(THE REQUEST) Below is a listing. Gather each line of it that contains "中国共产党纪律处分条例".

(RECORD LIST)
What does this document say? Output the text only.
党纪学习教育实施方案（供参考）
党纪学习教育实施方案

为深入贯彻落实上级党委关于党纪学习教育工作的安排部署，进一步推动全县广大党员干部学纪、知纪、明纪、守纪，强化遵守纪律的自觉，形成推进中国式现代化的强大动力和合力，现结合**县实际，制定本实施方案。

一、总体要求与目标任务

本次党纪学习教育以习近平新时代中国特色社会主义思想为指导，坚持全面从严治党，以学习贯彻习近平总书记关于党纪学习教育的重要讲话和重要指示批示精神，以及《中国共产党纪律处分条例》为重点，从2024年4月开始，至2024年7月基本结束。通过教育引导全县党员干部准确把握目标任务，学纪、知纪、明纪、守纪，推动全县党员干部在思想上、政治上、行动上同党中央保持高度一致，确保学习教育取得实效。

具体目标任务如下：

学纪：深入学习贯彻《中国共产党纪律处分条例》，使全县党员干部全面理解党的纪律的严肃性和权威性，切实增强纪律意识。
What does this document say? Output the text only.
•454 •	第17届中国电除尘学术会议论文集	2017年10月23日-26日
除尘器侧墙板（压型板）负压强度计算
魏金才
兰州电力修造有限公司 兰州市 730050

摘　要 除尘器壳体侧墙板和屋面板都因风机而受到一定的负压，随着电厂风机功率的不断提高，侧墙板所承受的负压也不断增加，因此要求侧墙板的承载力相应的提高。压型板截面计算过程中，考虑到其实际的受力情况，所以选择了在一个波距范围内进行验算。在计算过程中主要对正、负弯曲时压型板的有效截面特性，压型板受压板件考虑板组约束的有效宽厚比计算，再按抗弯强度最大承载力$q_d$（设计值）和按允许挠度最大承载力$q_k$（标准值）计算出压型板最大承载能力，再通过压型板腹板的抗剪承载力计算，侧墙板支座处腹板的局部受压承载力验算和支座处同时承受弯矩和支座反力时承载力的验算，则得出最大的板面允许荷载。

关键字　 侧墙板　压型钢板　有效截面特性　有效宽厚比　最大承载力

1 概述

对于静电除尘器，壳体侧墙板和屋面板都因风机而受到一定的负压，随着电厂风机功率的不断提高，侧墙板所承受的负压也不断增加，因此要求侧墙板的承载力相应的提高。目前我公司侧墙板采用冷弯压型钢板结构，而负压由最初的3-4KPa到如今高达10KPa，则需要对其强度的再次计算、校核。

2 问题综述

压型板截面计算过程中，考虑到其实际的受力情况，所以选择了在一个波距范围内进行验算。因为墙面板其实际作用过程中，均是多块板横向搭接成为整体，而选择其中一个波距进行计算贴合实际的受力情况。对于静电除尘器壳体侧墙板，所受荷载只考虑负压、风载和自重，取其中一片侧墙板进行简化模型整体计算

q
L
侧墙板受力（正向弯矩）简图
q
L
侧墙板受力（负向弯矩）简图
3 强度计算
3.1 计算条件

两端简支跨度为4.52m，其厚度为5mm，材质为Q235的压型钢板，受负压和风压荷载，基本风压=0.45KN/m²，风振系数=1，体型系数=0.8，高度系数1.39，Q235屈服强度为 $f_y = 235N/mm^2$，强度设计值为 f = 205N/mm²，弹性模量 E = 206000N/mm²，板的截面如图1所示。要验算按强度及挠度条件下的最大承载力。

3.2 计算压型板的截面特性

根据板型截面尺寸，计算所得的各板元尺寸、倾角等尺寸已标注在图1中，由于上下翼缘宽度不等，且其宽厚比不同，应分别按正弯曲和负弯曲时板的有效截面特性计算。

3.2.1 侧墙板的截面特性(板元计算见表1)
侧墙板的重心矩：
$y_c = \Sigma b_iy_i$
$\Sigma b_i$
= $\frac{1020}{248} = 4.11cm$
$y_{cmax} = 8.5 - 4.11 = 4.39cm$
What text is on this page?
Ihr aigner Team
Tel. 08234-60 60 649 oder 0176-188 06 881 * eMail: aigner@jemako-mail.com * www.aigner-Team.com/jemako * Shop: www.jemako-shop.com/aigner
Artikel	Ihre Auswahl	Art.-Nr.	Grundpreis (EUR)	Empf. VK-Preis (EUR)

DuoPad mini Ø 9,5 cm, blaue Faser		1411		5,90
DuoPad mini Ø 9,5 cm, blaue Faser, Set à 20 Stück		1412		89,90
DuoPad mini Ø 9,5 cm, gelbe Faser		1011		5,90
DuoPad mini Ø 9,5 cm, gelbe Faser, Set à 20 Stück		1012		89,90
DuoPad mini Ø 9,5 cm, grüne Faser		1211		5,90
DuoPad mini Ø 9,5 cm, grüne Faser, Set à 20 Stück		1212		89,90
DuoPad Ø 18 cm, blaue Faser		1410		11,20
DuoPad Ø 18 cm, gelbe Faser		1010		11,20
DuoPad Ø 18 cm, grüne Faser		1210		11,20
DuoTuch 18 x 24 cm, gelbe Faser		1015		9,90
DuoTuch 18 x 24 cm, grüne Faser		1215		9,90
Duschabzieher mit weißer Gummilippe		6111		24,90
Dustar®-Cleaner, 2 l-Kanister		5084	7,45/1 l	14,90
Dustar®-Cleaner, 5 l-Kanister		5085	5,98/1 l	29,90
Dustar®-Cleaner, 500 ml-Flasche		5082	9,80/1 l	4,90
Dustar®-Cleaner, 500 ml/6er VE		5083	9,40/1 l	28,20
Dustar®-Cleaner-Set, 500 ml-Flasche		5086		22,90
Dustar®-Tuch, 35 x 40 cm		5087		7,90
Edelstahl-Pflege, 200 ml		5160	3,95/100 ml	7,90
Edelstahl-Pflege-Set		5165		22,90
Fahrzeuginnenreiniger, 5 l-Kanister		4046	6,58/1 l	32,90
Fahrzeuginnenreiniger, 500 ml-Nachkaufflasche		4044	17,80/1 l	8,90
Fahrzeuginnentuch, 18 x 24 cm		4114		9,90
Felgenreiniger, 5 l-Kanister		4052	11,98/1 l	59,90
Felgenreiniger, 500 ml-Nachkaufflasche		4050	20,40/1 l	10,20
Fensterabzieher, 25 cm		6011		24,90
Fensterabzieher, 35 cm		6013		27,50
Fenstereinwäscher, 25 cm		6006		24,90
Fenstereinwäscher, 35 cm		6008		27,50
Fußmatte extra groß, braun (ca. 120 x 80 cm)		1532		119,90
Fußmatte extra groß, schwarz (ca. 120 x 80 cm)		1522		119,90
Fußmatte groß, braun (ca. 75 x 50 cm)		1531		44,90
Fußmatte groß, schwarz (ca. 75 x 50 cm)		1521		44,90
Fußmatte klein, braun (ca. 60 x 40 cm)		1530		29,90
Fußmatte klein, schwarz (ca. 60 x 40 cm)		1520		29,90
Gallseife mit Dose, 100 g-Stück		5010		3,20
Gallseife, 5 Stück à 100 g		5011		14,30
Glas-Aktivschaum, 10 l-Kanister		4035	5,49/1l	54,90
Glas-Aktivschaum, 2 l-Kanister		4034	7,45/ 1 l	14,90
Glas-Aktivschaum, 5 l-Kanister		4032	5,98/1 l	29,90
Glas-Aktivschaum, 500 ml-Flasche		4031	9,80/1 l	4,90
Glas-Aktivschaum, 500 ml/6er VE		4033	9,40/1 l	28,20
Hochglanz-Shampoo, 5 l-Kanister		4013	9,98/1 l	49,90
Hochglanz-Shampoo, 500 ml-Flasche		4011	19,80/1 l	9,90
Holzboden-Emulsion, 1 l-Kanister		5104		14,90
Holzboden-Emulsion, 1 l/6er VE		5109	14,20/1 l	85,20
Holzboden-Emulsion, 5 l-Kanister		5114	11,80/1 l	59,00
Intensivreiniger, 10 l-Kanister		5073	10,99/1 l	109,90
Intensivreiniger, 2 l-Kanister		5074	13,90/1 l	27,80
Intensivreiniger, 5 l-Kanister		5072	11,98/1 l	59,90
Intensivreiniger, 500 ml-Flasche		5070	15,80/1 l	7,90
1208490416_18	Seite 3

(RESULT OF THIS TASK)
本次党纪学习教育以习近平新时代中国特色社会主义思想为指导，坚持全面从严治党，以学习贯彻习近平总书记关于党纪学习教育的重要讲话和重要指示批示精神，以及《中国共产党纪律处分条例》为重点，从2024年4月开始，至2024年7月基本结束。通过教育引导全县党员干部准确把握目标任务，学纪、知纪、明纪、守纪，推动全县党员干部在思想上、政治上、行动上同党中央保持高度一致，确保学习教育取得实效。
学纪：深入学习贯彻《中国共产党纪律处分条例》，使全县党员干部全面理解党的纪律的严肃性和权威性，切实增强纪律意识。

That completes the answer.